What is expected :: Run through the data and copy out every line that mentions the word "statuerit".

Start of Materials provided

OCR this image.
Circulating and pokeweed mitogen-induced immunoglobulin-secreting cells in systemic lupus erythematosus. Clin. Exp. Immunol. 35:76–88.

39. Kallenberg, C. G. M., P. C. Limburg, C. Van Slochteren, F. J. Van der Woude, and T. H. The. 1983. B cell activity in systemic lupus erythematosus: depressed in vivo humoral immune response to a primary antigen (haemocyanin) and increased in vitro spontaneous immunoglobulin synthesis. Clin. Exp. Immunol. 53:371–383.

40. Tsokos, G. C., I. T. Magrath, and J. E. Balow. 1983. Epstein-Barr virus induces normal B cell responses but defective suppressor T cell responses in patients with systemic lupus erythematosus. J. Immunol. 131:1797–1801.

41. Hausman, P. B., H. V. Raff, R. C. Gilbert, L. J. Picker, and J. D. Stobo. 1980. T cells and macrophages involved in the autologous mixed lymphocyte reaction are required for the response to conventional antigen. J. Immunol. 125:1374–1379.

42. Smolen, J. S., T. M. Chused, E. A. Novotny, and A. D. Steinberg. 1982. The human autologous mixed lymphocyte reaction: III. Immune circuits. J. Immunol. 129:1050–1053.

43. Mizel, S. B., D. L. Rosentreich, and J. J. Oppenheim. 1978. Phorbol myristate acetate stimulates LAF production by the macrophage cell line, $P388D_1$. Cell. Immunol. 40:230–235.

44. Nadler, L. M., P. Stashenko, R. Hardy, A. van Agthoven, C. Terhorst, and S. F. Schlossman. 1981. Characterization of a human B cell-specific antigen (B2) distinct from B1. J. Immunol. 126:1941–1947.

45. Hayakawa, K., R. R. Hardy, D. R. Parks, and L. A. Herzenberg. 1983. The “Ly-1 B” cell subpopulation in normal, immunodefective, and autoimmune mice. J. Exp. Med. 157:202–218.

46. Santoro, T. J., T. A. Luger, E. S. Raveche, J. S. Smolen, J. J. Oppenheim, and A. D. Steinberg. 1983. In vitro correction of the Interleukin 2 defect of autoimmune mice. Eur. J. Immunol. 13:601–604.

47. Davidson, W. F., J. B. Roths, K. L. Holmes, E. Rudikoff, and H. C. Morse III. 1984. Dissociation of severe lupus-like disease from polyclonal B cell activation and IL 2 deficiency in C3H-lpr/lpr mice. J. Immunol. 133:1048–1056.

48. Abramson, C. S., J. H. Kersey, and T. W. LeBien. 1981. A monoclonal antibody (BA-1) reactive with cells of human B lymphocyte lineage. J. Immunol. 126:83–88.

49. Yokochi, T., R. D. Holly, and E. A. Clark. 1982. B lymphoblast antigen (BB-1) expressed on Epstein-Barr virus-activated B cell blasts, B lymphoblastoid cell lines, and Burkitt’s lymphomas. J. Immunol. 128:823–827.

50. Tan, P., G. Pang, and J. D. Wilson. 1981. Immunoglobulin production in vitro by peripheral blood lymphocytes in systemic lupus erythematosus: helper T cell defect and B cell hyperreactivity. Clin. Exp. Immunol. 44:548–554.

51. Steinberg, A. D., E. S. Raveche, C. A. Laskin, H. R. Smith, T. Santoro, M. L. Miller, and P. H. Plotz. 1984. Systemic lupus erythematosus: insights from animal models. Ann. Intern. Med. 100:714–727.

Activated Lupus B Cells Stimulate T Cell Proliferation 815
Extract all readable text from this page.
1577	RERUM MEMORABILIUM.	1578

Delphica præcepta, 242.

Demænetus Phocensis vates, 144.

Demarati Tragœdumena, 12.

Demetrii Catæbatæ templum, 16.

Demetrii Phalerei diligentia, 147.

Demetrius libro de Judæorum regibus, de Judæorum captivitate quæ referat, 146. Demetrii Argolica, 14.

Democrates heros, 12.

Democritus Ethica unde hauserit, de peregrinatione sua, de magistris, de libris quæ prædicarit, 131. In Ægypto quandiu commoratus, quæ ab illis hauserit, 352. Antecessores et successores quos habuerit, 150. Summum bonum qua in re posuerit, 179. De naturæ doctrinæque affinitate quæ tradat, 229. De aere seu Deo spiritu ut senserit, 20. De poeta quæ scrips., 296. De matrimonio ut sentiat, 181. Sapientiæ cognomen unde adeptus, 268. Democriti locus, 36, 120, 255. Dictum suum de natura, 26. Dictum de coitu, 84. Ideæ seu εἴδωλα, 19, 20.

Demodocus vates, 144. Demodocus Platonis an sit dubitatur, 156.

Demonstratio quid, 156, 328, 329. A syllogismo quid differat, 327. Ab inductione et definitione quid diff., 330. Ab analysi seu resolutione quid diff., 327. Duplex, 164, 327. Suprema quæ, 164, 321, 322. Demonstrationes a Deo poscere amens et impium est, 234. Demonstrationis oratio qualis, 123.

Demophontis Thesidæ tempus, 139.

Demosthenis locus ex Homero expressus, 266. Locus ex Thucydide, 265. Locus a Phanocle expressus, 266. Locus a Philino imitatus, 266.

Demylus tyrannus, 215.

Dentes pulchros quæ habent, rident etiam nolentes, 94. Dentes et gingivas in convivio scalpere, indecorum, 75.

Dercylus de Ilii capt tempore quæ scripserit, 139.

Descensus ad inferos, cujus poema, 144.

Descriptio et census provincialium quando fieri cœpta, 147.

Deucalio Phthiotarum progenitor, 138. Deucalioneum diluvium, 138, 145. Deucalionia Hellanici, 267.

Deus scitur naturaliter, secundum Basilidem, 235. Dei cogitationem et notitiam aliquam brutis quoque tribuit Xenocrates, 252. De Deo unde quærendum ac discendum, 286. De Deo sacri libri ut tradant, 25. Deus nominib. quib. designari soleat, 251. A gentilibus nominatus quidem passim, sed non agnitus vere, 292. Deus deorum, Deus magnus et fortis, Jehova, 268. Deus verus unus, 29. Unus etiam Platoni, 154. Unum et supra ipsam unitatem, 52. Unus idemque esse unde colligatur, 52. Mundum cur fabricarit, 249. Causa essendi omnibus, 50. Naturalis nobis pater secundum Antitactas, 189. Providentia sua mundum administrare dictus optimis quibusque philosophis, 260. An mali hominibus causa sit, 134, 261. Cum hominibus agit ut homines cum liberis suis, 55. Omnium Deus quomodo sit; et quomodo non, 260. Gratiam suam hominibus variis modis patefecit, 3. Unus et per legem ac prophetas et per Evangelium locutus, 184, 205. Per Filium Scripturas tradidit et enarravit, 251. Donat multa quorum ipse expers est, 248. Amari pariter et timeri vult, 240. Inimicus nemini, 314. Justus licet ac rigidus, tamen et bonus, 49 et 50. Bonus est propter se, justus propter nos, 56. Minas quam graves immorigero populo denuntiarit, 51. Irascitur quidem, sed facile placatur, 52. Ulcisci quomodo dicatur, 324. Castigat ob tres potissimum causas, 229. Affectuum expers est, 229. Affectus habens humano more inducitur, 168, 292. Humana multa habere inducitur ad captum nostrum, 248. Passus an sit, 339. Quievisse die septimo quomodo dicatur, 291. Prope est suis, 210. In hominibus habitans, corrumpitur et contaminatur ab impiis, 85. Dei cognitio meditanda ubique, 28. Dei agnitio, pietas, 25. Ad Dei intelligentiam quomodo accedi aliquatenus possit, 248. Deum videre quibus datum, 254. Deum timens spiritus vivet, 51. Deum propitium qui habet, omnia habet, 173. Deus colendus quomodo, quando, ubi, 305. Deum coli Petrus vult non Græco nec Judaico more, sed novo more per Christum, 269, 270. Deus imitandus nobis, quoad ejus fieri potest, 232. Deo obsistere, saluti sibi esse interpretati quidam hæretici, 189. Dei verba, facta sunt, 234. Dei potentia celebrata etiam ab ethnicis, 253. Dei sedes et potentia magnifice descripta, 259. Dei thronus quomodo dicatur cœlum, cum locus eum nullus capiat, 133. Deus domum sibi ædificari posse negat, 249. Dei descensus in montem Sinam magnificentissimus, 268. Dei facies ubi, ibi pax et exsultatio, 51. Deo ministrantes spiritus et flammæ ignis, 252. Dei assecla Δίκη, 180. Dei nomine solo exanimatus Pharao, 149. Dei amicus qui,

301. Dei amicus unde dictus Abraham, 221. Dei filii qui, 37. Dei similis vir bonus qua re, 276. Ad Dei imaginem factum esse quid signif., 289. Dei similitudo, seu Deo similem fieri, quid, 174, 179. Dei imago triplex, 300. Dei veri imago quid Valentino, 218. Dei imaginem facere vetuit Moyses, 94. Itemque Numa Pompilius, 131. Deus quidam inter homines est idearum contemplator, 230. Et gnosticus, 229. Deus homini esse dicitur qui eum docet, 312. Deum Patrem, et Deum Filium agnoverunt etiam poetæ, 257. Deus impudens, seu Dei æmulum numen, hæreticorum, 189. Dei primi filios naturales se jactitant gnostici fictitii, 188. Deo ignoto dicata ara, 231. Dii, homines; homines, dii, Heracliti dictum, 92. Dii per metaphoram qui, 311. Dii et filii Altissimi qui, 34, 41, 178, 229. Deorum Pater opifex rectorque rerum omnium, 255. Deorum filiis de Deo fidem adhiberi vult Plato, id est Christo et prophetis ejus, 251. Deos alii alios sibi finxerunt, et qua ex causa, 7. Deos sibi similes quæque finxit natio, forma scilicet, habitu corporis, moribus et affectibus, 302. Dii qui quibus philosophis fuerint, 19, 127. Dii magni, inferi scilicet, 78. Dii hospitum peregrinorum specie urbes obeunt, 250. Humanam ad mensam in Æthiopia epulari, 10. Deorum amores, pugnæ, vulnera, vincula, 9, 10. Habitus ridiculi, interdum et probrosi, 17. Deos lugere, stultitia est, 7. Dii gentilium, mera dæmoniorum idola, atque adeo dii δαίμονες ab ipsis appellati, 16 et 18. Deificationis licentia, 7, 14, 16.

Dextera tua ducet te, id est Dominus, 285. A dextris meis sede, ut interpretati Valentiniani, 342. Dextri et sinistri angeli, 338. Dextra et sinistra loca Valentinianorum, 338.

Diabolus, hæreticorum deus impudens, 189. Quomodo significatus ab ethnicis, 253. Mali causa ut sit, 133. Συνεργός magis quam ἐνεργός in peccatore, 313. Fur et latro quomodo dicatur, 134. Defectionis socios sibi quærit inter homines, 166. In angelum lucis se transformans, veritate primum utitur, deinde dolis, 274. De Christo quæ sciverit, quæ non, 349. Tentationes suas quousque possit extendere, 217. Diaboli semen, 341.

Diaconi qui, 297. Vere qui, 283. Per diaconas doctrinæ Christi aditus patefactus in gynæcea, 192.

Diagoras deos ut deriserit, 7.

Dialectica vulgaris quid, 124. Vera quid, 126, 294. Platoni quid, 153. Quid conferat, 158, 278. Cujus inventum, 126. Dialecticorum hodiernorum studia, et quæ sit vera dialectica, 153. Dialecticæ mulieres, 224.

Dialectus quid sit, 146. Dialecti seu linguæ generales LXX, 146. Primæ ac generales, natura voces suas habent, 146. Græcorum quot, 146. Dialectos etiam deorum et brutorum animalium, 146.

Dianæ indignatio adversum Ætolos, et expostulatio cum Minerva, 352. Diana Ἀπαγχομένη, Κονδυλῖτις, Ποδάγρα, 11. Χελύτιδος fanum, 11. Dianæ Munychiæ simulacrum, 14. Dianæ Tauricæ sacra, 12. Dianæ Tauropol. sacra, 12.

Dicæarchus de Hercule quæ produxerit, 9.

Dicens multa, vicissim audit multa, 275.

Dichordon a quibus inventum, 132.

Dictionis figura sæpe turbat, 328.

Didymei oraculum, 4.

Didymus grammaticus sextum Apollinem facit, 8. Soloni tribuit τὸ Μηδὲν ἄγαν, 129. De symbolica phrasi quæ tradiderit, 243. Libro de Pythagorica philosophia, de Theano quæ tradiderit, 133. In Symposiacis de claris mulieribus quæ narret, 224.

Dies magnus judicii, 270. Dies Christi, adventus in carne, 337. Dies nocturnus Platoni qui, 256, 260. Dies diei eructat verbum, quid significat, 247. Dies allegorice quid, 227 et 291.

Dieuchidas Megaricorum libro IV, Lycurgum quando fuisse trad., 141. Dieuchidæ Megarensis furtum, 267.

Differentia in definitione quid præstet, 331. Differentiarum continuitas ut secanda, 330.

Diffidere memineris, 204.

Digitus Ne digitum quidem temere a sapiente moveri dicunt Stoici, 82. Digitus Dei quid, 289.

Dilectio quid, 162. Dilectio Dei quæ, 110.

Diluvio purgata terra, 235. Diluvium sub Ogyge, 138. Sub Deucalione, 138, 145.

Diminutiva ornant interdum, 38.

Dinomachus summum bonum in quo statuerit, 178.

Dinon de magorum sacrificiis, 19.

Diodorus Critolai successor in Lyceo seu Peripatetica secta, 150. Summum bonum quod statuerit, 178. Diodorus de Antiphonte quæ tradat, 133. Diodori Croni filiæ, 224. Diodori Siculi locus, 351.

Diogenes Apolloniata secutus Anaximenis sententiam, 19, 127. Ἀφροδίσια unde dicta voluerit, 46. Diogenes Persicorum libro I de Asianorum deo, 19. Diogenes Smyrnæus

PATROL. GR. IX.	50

End of Materials provided

Written response ::
Dinomachus summum bonum in quo statuerit, 178.
Diodorus Critolai successor in Lyceo seu Peripatetica secta, 150. Summum bonum quod statuerit, 178. Diodorus de Antiphonte quæ tradat, 133. Diodori Croni filiæ, 224. Diodori Siculi locus, 351.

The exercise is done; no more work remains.